(Stored items)
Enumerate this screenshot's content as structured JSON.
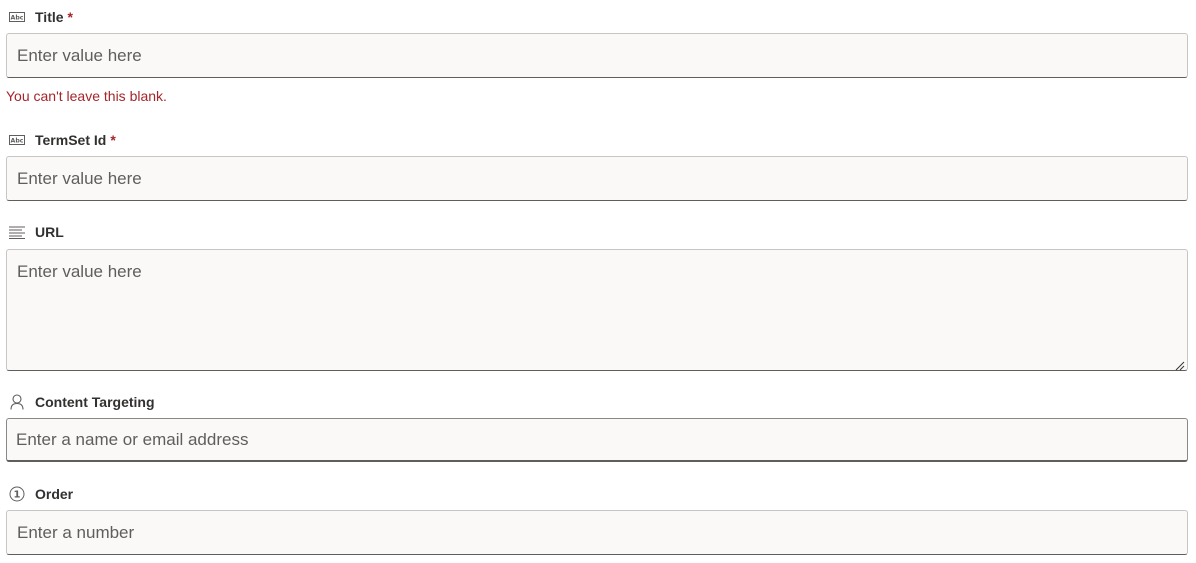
{
  "fields": {
    "title": {
      "label": "Title",
      "required_mark": "*",
      "icon": "text-abc-icon",
      "placeholder": "Enter value here",
      "error": "You can't leave this blank."
    },
    "termset": {
      "label": "TermSet Id",
      "required_mark": "*",
      "icon": "text-abc-icon",
      "placeholder": "Enter value here"
    },
    "url": {
      "label": "URL",
      "icon": "multiline-text-icon",
      "placeholder": "Enter value here"
    },
    "targeting": {
      "label": "Content Targeting",
      "icon": "person-icon",
      "placeholder": "Enter a name or email address"
    },
    "order": {
      "label": "Order",
      "icon": "number-icon",
      "placeholder": "Enter a number"
    }
  },
  "colors": {
    "error": "#a4262c",
    "input_bg": "#faf9f8",
    "label": "#323130",
    "placeholder": "#605e5c"
  }
}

▸ DIRECTION:
Every entry should be returned exactly as written, minus the pictures.

▸ COMPLETED EXERCISE:
Enumerate this screenshot's content as structured JSON.
{
  "fields": {
    "title": {
      "label": "Title",
      "required_mark": "*",
      "icon": "text-abc-icon",
      "placeholder": "Enter value here",
      "error": "You can't leave this blank."
    },
    "termset": {
      "label": "TermSet Id",
      "required_mark": "*",
      "icon": "text-abc-icon",
      "placeholder": "Enter value here"
    },
    "url": {
      "label": "URL",
      "icon": "multiline-text-icon",
      "placeholder": "Enter value here"
    },
    "targeting": {
      "label": "Content Targeting",
      "icon": "person-icon",
      "placeholder": "Enter a name or email address"
    },
    "order": {
      "label": "Order",
      "icon": "number-icon",
      "placeholder": "Enter a number"
    }
  },
  "colors": {
    "error": "#a4262c",
    "input_bg": "#faf9f8",
    "label": "#323130",
    "placeholder": "#605e5c"
  }
}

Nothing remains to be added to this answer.